WHAT YOU HAVE TO DO:
Pick out every line of the entries below where "Volumetric" occurs, and copy those lines.

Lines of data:

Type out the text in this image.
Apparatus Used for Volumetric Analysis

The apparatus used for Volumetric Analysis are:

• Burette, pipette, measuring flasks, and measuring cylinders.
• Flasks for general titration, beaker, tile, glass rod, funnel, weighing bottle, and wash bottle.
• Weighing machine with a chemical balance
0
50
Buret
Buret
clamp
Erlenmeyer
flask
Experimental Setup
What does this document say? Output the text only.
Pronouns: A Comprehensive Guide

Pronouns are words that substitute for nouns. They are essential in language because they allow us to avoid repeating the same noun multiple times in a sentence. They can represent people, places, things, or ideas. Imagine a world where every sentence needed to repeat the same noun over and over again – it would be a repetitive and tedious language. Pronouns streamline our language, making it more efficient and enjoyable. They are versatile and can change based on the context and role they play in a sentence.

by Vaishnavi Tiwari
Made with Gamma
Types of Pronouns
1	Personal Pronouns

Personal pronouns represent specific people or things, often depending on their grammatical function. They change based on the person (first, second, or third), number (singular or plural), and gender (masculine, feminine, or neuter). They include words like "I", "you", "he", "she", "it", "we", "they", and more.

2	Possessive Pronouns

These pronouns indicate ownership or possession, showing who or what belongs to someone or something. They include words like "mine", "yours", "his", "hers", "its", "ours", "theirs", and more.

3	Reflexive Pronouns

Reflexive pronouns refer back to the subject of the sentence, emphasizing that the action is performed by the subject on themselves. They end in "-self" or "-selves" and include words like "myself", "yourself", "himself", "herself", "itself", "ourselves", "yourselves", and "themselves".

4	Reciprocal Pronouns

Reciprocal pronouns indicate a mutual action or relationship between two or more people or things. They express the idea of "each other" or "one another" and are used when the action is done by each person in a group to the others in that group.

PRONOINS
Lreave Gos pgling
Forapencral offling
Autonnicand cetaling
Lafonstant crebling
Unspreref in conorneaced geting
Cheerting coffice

WRITTEN RESPONSE:
Apparatus Used for Volumetric Analysis
The apparatus used for Volumetric Analysis are:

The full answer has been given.